[GIVEN EXERCISE]:
Repeat every record below exactly, omitting any pictures.

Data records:
*****

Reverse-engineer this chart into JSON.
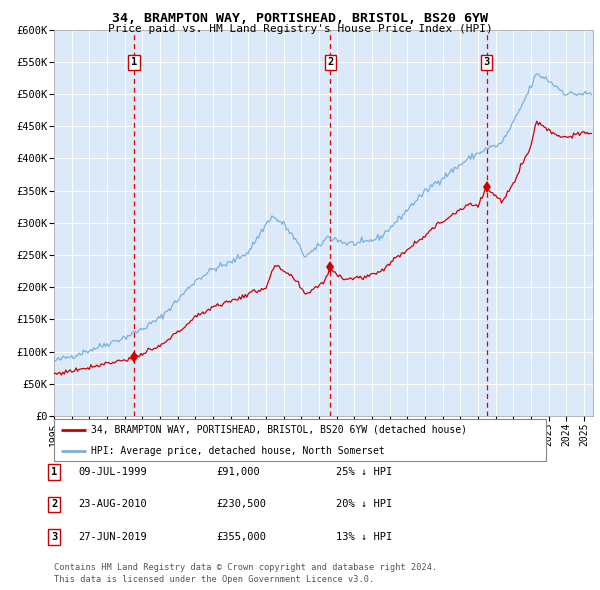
{
  "title1": "34, BRAMPTON WAY, PORTISHEAD, BRISTOL, BS20 6YW",
  "title2": "Price paid vs. HM Land Registry's House Price Index (HPI)",
  "legend_line1": "34, BRAMPTON WAY, PORTISHEAD, BRISTOL, BS20 6YW (detached house)",
  "legend_line2": "HPI: Average price, detached house, North Somerset",
  "table": [
    {
      "num": "1",
      "date": "09-JUL-1999",
      "price": "£91,000",
      "pct": "25% ↓ HPI"
    },
    {
      "num": "2",
      "date": "23-AUG-2010",
      "price": "£230,500",
      "pct": "20% ↓ HPI"
    },
    {
      "num": "3",
      "date": "27-JUN-2019",
      "price": "£355,000",
      "pct": "13% ↓ HPI"
    }
  ],
  "footnote1": "Contains HM Land Registry data © Crown copyright and database right 2024.",
  "footnote2": "This data is licensed under the Open Government Licence v3.0.",
  "sale_dates": [
    1999.52,
    2010.64,
    2019.49
  ],
  "sale_prices": [
    91000,
    230500,
    355000
  ],
  "hpi_color": "#7ab0db",
  "price_color": "#cc0000",
  "plot_bg": "#dce9f8",
  "grid_color": "#ffffff",
  "dashed_color": "#dd0000",
  "ylim": [
    0,
    600000
  ],
  "xlim_start": 1995.0,
  "xlim_end": 2025.5,
  "yticks": [
    0,
    50000,
    100000,
    150000,
    200000,
    250000,
    300000,
    350000,
    400000,
    450000,
    500000,
    550000,
    600000
  ],
  "xtick_years": [
    1995,
    1996,
    1997,
    1998,
    1999,
    2000,
    2001,
    2002,
    2003,
    2004,
    2005,
    2006,
    2007,
    2008,
    2009,
    2010,
    2011,
    2012,
    2013,
    2014,
    2015,
    2016,
    2017,
    2018,
    2019,
    2020,
    2021,
    2022,
    2023,
    2024,
    2025
  ]
}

*****

[PROBLEM SOLUTION]:
Reverse-engineer this chart into JSON.
{
  "title1": "34, BRAMPTON WAY, PORTISHEAD, BRISTOL, BS20 6YW",
  "title2": "Price paid vs. HM Land Registry's House Price Index (HPI)",
  "legend_line1": "34, BRAMPTON WAY, PORTISHEAD, BRISTOL, BS20 6YW (detached house)",
  "legend_line2": "HPI: Average price, detached house, North Somerset",
  "table": [
    {
      "num": "1",
      "date": "09-JUL-1999",
      "price": "£91,000",
      "pct": "25% ↓ HPI"
    },
    {
      "num": "2",
      "date": "23-AUG-2010",
      "price": "£230,500",
      "pct": "20% ↓ HPI"
    },
    {
      "num": "3",
      "date": "27-JUN-2019",
      "price": "£355,000",
      "pct": "13% ↓ HPI"
    }
  ],
  "footnote1": "Contains HM Land Registry data © Crown copyright and database right 2024.",
  "footnote2": "This data is licensed under the Open Government Licence v3.0.",
  "sale_dates": [
    1999.52,
    2010.64,
    2019.49
  ],
  "sale_prices": [
    91000,
    230500,
    355000
  ],
  "hpi_color": "#7ab0db",
  "price_color": "#cc0000",
  "plot_bg": "#dce9f8",
  "grid_color": "#ffffff",
  "dashed_color": "#dd0000",
  "ylim": [
    0,
    600000
  ],
  "xlim_start": 1995.0,
  "xlim_end": 2025.5,
  "yticks": [
    0,
    50000,
    100000,
    150000,
    200000,
    250000,
    300000,
    350000,
    400000,
    450000,
    500000,
    550000,
    600000
  ],
  "xtick_years": [
    1995,
    1996,
    1997,
    1998,
    1999,
    2000,
    2001,
    2002,
    2003,
    2004,
    2005,
    2006,
    2007,
    2008,
    2009,
    2010,
    2011,
    2012,
    2013,
    2014,
    2015,
    2016,
    2017,
    2018,
    2019,
    2020,
    2021,
    2022,
    2023,
    2024,
    2025
  ]
}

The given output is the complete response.